Supplied data:
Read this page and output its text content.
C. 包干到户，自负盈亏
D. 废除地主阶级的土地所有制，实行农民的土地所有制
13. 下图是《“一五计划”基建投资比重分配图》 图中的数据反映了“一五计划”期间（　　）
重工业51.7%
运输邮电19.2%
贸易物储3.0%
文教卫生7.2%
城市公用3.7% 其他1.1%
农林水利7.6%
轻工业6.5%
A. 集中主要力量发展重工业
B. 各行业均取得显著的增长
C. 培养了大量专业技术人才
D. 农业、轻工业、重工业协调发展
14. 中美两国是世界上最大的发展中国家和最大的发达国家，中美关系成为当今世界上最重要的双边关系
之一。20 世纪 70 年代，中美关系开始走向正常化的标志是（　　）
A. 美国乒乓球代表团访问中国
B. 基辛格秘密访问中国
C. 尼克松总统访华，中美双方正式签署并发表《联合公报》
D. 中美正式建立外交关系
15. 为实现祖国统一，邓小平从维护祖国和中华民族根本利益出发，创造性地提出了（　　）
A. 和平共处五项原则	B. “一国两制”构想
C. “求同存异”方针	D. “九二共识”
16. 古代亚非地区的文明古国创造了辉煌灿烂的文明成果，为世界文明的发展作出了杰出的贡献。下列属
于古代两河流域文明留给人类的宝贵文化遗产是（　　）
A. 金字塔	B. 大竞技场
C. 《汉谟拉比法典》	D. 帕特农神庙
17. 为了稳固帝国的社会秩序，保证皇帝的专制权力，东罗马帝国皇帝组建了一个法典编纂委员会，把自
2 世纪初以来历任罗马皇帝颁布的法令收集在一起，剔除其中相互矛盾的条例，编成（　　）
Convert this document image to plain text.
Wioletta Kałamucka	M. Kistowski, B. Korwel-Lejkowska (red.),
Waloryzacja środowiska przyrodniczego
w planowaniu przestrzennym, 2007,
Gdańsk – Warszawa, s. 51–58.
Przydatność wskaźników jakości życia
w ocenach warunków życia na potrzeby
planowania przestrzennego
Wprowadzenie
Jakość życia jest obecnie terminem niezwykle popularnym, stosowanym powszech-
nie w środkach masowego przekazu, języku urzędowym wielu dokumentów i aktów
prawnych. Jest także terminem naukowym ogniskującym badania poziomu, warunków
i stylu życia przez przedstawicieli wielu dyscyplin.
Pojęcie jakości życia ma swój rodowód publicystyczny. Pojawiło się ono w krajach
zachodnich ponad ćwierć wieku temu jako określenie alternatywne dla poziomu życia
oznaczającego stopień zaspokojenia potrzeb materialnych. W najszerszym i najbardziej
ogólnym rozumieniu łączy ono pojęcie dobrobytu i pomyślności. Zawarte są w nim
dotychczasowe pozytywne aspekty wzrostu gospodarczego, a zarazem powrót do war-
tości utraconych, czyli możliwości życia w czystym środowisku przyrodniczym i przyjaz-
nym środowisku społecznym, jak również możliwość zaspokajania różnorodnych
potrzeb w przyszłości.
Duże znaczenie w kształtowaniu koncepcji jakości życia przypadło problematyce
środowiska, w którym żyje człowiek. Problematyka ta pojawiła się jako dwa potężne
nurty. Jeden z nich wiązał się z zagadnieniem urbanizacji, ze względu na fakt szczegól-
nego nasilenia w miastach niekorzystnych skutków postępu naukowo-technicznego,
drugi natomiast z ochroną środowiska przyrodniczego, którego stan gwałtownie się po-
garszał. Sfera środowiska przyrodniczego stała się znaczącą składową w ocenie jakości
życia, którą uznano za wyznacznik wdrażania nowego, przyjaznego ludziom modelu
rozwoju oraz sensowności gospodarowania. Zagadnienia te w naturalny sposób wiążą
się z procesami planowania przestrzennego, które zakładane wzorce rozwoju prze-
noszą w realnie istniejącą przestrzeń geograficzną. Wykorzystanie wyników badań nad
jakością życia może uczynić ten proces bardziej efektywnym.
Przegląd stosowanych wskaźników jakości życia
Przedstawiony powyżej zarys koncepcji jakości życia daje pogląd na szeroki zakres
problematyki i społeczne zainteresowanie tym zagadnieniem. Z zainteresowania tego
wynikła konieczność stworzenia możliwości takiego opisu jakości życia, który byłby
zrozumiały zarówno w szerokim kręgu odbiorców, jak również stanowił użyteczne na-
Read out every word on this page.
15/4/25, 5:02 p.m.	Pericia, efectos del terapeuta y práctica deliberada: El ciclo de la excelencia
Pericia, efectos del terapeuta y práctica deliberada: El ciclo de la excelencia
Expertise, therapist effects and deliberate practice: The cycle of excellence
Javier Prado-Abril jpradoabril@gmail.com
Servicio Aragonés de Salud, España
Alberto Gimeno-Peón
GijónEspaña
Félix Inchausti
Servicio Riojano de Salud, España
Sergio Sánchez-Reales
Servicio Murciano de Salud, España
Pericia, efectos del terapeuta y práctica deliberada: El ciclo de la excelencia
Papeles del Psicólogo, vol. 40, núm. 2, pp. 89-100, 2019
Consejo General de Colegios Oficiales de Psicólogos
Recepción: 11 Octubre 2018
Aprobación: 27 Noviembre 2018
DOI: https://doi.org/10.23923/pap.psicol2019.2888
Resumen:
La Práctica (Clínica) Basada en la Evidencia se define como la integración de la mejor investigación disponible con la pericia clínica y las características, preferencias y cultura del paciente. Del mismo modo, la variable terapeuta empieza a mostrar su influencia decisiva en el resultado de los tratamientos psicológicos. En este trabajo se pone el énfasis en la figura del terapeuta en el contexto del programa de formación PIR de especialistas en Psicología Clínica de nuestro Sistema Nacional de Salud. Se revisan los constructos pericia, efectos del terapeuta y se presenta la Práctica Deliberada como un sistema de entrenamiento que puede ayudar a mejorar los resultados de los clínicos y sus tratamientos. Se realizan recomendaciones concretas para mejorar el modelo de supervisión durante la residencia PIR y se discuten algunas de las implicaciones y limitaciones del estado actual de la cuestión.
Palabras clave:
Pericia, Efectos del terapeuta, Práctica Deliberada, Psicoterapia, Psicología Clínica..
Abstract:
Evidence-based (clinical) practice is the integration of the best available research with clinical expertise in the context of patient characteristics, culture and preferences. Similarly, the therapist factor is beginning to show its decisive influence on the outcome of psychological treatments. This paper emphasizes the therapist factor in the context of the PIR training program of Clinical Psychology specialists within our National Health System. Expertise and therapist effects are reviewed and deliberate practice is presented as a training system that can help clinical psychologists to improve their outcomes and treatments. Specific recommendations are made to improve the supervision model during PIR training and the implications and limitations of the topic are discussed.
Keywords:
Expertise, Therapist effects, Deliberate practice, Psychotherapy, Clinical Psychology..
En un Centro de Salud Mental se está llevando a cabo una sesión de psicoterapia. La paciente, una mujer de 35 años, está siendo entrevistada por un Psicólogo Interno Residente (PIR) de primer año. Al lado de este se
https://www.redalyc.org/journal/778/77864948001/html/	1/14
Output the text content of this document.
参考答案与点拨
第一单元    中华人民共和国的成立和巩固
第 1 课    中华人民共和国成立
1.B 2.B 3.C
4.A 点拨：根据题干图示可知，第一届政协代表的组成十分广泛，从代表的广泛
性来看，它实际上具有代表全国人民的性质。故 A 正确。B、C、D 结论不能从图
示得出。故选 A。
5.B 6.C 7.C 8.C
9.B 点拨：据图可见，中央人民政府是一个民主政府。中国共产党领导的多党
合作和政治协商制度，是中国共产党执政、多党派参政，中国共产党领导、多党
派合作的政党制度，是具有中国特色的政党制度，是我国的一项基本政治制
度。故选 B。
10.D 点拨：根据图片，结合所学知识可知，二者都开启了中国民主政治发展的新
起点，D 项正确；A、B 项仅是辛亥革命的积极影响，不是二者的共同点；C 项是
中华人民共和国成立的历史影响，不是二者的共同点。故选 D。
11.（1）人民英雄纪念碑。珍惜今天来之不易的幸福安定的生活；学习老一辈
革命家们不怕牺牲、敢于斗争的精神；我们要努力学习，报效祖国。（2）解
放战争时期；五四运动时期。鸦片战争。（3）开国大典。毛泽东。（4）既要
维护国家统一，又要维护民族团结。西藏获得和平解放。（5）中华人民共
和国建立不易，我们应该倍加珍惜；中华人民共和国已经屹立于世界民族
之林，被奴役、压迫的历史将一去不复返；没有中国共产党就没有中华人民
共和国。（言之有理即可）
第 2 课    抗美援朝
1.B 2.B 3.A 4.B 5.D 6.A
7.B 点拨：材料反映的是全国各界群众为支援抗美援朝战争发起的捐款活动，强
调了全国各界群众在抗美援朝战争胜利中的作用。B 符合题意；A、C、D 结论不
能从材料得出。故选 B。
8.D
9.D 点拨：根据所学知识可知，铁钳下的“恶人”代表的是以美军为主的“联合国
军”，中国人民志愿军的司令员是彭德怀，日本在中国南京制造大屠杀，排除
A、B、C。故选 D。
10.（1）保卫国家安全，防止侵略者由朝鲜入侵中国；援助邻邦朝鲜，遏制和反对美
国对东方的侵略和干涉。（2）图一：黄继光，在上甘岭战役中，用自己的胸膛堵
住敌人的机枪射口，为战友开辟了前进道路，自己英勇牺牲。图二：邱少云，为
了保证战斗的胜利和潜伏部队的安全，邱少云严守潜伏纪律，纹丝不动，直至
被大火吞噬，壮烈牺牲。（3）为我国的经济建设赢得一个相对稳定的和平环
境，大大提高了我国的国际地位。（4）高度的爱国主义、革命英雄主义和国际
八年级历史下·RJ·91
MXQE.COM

Task goal: In the entries above, find the line containing "Output the text content of this document.". Set down that line and every line after it through the last one, exactly and alone.

Result:
Output the text content of this document.
参考答案与点拨
第一单元    中华人民共和国的成立和巩固
第 1 课    中华人民共和国成立
1.B 2.B 3.C
4.A 点拨：根据题干图示可知，第一届政协代表的组成十分广泛，从代表的广泛
性来看，它实际上具有代表全国人民的性质。故 A 正确。B、C、D 结论不能从图
示得出。故选 A。
5.B 6.C 7.C 8.C
9.B 点拨：据图可见，中央人民政府是一个民主政府。中国共产党领导的多党
合作和政治协商制度，是中国共产党执政、多党派参政，中国共产党领导、多党
派合作的政党制度，是具有中国特色的政党制度，是我国的一项基本政治制
度。故选 B。
10.D 点拨：根据图片，结合所学知识可知，二者都开启了中国民主政治发展的新
起点，D 项正确；A、B 项仅是辛亥革命的积极影响，不是二者的共同点；C 项是
中华人民共和国成立的历史影响，不是二者的共同点。故选 D。
11.（1）人民英雄纪念碑。珍惜今天来之不易的幸福安定的生活；学习老一辈
革命家们不怕牺牲、敢于斗争的精神；我们要努力学习，报效祖国。（2）解
放战争时期；五四运动时期。鸦片战争。（3）开国大典。毛泽东。（4）既要
维护国家统一，又要维护民族团结。西藏获得和平解放。（5）中华人民共
和国建立不易，我们应该倍加珍惜；中华人民共和国已经屹立于世界民族
之林，被奴役、压迫的历史将一去不复返；没有中国共产党就没有中华人民
共和国。（言之有理即可）
第 2 课    抗美援朝
1.B 2.B 3.A 4.B 5.D 6.A
7.B 点拨：材料反映的是全国各界群众为支援抗美援朝战争发起的捐款活动，强
调了全国各界群众在抗美援朝战争胜利中的作用。B 符合题意；A、C、D 结论不
能从材料得出。故选 B。
8.D
9.D 点拨：根据所学知识可知，铁钳下的“恶人”代表的是以美军为主的“联合国
军”，中国人民志愿军的司令员是彭德怀，日本在中国南京制造大屠杀，排除
A、B、C。故选 D。
10.（1）保卫国家安全，防止侵略者由朝鲜入侵中国；援助邻邦朝鲜，遏制和反对美
国对东方的侵略和干涉。（2）图一：黄继光，在上甘岭战役中，用自己的胸膛堵
住敌人的机枪射口，为战友开辟了前进道路，自己英勇牺牲。图二：邱少云，为
了保证战斗的胜利和潜伏部队的安全，邱少云严守潜伏纪律，纹丝不动，直至
被大火吞噬，壮烈牺牲。（3）为我国的经济建设赢得一个相对稳定的和平环
境，大大提高了我国的国际地位。（4）高度的爱国主义、革命英雄主义和国际
八年级历史下·RJ·91
MXQE.COM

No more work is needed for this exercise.